>> Begin Article
What all parents live to hear

Just because society says my children are adults doesn’t mean I’m finished

By Gretchen Leigh

[The following message was edited and approved by my oldest daughter].

Just because society says my children are adults doesn’t mean I’m finished. Not by a long shot. I remember when my kids were little and I’d think, “When they can talk to me, my life will be better.” Or “When they can use the toilet on their own I’ll be rocking this parenting thing.”

Yes, those milestones did indeed make the girls easier to handle, but they were a lot of work physically. Then I thought, “When they become teens, it will make all our lives simpler.” But teens become harder still. In those years, it’s not what they say that you have to worry about, it’s what they don’t say.
>> End Article
- Task instructions:
(a) Quote the parenting essay word for word, from the words "By Gretchen Leigh" to the words "they don’t say.".
(b) In the parenting essay, what are all the thoughts the writer quotes from earlier years that begin with "When"?
(c) Does the parenting essay support each statement? (i) The message was edited and approved by the writer's youngest daughter. (ii) The writer says teens become easier. (iii) The writer says the milestones made the girls easier to handle.
>> Begin Provided records
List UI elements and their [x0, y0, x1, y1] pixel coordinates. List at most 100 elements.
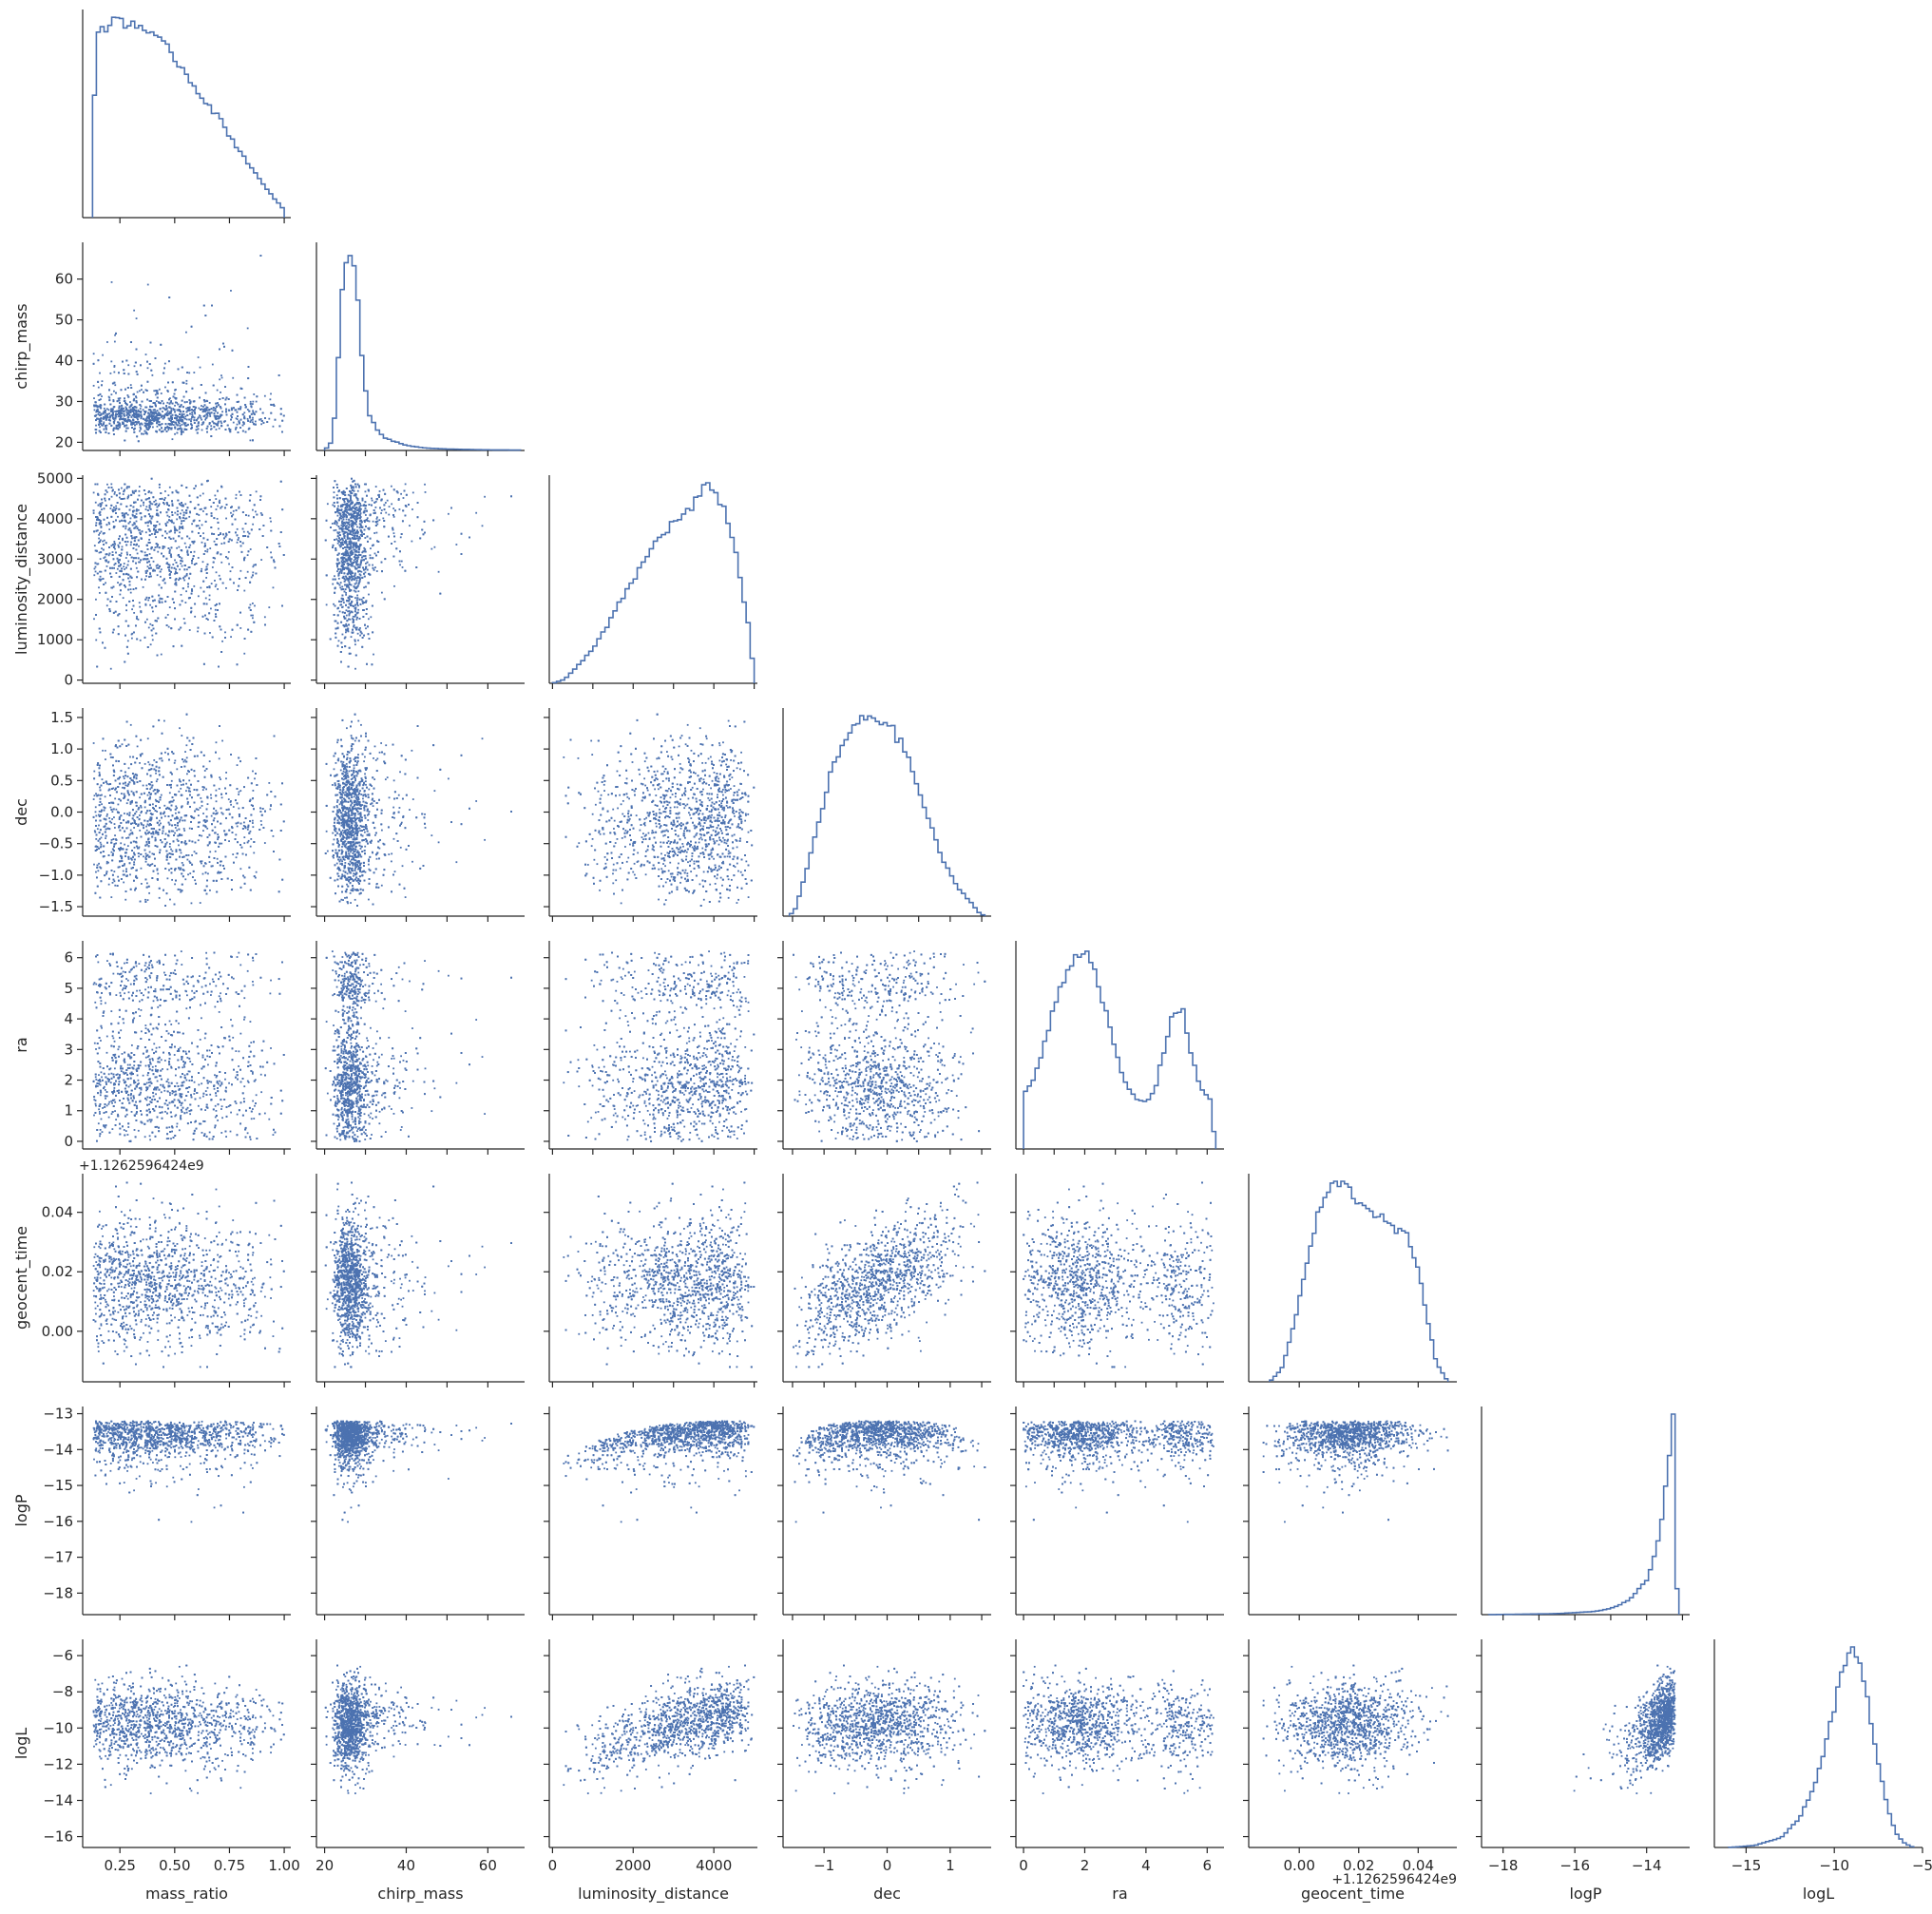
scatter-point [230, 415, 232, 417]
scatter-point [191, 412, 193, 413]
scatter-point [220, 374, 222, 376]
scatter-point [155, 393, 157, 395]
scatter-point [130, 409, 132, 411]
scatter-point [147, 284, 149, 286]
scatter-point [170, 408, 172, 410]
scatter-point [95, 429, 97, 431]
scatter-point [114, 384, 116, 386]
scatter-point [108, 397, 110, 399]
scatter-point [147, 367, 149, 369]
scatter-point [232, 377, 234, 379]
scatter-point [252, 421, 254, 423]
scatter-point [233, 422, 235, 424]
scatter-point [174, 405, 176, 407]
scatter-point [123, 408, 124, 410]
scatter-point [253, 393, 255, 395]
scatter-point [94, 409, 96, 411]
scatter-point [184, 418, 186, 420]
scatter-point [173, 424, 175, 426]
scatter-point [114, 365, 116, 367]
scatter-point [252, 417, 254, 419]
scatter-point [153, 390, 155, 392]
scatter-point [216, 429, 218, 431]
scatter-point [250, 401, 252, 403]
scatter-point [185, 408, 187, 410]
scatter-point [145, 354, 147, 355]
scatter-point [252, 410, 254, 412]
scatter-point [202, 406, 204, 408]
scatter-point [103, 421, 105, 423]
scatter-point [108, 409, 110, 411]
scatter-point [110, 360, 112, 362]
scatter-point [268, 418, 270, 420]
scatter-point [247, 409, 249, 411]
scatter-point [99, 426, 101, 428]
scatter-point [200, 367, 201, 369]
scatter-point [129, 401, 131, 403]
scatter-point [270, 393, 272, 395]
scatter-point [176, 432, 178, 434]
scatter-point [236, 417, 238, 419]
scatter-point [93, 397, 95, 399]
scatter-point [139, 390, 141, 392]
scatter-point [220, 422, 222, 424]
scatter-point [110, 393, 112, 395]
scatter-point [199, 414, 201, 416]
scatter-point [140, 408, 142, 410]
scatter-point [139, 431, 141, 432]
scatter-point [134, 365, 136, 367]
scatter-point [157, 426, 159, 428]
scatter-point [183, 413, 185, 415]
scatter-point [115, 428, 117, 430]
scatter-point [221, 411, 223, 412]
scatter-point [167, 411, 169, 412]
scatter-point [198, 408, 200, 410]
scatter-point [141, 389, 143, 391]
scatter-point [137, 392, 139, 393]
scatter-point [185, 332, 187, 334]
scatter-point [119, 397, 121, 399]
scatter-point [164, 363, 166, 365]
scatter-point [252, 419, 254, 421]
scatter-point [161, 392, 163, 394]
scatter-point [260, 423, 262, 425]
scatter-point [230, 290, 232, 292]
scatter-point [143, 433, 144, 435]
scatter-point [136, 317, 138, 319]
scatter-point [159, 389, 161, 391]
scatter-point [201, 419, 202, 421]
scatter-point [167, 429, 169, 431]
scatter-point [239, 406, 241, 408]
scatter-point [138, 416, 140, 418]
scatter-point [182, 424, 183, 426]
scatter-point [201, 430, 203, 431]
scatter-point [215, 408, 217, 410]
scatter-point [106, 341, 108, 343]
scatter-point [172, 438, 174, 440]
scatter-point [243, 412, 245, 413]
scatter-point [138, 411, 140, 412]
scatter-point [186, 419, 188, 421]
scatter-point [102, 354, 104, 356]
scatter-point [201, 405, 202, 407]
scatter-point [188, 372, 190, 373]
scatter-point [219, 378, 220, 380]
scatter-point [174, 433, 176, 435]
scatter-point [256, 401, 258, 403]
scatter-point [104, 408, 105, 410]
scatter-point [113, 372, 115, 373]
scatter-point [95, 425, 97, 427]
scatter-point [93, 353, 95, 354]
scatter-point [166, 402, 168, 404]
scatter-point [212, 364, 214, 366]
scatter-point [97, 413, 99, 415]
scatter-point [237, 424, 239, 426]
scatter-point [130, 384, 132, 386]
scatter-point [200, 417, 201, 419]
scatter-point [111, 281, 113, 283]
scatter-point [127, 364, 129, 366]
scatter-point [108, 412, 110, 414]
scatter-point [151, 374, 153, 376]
>> End Provided records
- The solutions:
(a)
By Gretchen Leigh

[The following message was edited and approved by my oldest daughter].

Just because society says my children are adults doesn’t mean I’m finished. Not by a long shot. I remember when my kids were little and I’d think, “When they can talk to me, my life will be better.” Or “When they can use the toilet on their own I’ll be rocking this parenting thing.”

Yes, those milestones did indeed make the girls easier to handle, but they were a lot of work physically. Then I thought, “When they become teens, it will make all our lives simpler.” But teens become harder still. In those years, it’s not what they say that you have to worry about, it’s what they don’t say.

(b)
"When they can talk to me, my life will be better."
"When they can use the toilet on their own I'll be rocking this parenting thing."
"When they become teens, it will make all our lives simpler."

(c)
(i) No: "edited and approved by my oldest daughter"
(ii) No: "But teens become harder still."
(iii) Yes: "those milestones did indeed make the girls easier to handle"